Static Topic Bridges

India's Oil Import Dependency and Crude Oil Sources

India is the world's third-largest oil importer and second-largest crude oil net importer. The country imports approximately 81–88% of its crude oil requirements, reflecting near-total dependence on external supplies for its transport, industrial, and petrochemical sectors. Historically, India sourced the majority of its crude from the Persian Gulf (Saudi Arabia, Iraq, UAE, Kuwait), with West Asia typically contributing 55–65% of total imports. Post-2022 Russia-Ukraine war, India dramatically increased Russian crude purchases, exploiting steep discounts (Urals crude trading at $20–30/barrel below Brent) to reduce its energy import bill.

  • India's crude oil import volume: approximately 4.6–5.1 million barrels per day (FY2024–25)
  • Import dependency: ~81–88% of total crude requirements (domestic production covers only 12–18%)
  • Top suppliers pre-2026 crisis: Iraq (~22%), Saudi Arabia (~18%), Russia (~35–38%), UAE (~5–8%), USA (~5%)
  • Russia became India's largest crude supplier in FY2023–24, displacing Saudi Arabia and Iraq for the first time
  • India imports from 41 countries (up from 27 earlier), reflecting ongoing diversification
  • Domestic crude production: approximately 0.6–0.7 million bpd — stagnant due to mature fields (Bombay High, Rajasthan)

Connection to this news: The Hormuz crisis has accelerated a diversification India had already been undertaking — the shift to Russia (post-2022) and now Venezuela (post-2026) is not new policy but an intensification of an existing strategic trend away from Hormuz-dependent Gulf crude.

Venezuela Crude — Heavy Oil and Refinery Complexity

Venezuela holds the world's largest proven crude oil reserves (approximately 300 billion barrels, per OPEC data), but most of it is extra-heavy crude (API gravity below 20°) that requires sophisticated refining capacity. Venezuela's Orinoco Belt holds the majority of these reserves. Venezuelan crude is not interchangeable with Middle Eastern light crude — it requires "complex" refineries with secondary processing units (vacuum distillation, coking, hydro-cracking) to convert heavy fractions into valuable refined products. Indian private sector refiners, particularly Reliance Industries Ltd.'s Jamnagar refinery (the world's largest refining complex at 1.24 mb/d), are specifically equipped for heavy crude processing.

  • Venezuela crude: API gravity 8–16° (extra-heavy); sulphur content typically 2.5–4% (sour crude)

Input records:

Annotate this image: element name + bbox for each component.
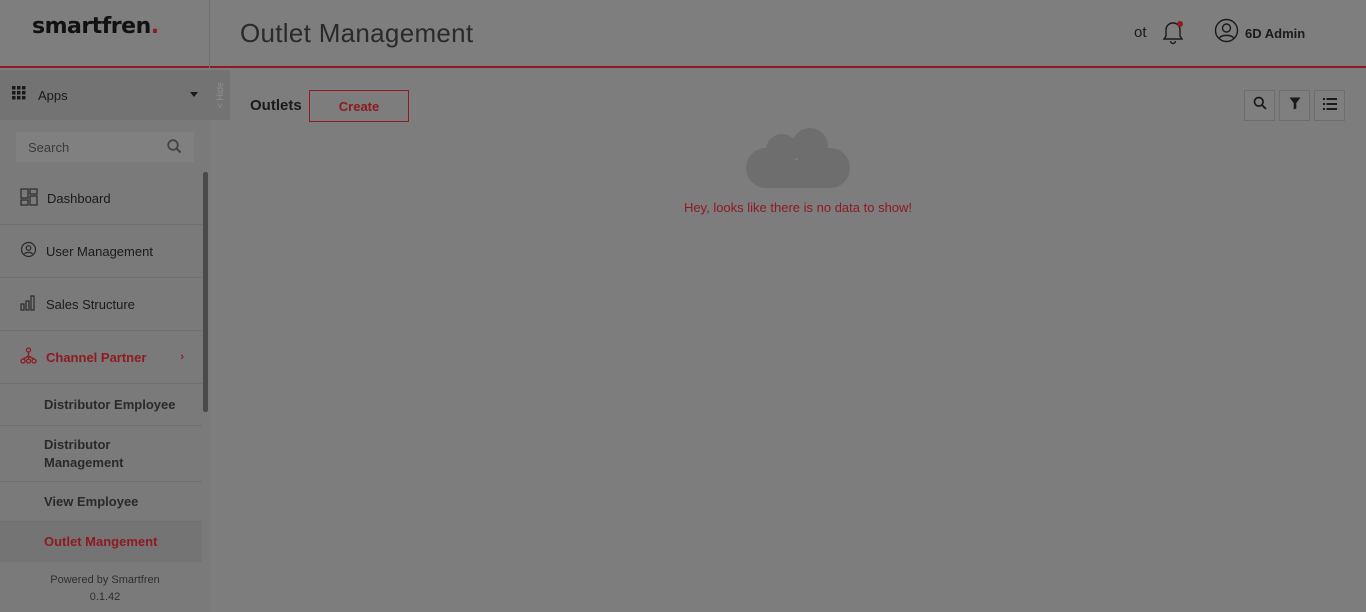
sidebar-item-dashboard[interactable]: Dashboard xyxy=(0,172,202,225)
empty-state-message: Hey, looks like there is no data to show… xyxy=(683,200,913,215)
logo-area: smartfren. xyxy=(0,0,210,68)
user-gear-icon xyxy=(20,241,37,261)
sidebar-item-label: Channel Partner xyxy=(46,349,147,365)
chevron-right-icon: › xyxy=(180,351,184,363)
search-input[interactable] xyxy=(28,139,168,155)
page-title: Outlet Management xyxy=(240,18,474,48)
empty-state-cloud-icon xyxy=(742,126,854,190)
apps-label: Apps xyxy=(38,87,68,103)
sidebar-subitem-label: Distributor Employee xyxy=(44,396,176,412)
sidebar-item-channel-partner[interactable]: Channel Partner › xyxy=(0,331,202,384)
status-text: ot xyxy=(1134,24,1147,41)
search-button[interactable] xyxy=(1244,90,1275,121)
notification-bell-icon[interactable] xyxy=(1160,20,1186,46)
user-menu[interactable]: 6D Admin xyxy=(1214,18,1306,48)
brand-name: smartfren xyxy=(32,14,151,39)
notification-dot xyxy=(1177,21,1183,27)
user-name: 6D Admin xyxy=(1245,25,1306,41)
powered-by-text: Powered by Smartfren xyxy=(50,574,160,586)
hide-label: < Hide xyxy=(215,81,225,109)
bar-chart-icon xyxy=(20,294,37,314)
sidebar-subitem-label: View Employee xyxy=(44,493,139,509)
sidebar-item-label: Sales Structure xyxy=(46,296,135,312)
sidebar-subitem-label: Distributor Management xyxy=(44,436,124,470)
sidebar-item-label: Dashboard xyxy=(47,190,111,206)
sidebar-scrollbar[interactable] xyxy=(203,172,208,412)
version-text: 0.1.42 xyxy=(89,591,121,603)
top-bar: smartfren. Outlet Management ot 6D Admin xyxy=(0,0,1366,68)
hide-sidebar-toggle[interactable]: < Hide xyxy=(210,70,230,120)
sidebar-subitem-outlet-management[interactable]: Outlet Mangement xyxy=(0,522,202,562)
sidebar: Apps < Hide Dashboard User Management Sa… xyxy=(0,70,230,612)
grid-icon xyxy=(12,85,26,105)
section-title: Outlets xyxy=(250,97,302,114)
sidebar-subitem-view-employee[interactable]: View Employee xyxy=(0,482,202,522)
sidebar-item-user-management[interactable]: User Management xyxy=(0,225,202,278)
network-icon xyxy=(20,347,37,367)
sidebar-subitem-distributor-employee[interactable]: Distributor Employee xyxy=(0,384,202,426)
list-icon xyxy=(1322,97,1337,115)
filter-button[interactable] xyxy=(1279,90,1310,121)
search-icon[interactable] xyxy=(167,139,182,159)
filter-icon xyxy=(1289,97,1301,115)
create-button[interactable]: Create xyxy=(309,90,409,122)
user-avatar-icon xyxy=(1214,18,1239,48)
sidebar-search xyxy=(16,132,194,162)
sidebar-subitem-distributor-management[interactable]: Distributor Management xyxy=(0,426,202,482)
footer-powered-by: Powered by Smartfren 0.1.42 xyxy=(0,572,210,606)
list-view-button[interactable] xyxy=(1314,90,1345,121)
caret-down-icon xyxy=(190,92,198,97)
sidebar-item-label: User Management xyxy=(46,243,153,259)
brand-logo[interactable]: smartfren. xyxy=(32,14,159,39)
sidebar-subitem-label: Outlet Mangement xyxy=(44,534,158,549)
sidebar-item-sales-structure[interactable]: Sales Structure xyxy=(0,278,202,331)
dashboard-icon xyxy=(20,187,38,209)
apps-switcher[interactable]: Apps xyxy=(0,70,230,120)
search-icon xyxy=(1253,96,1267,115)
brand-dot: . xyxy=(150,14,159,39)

Required work:
- a) In the extract on India's crude oil imports, what is the refining capacity of the Jamnagar refinery?
- b) Locate each line in the rows that contains the string "name", and copy those lines.

Exercise answers:
- a) 1.24 mb/d

- b)
Annotate this image: element name + bbox for each component.
brand-name: smartfren xyxy=(32,14,151,39)
user-name: 6D Admin xyxy=(1245,25,1306,41)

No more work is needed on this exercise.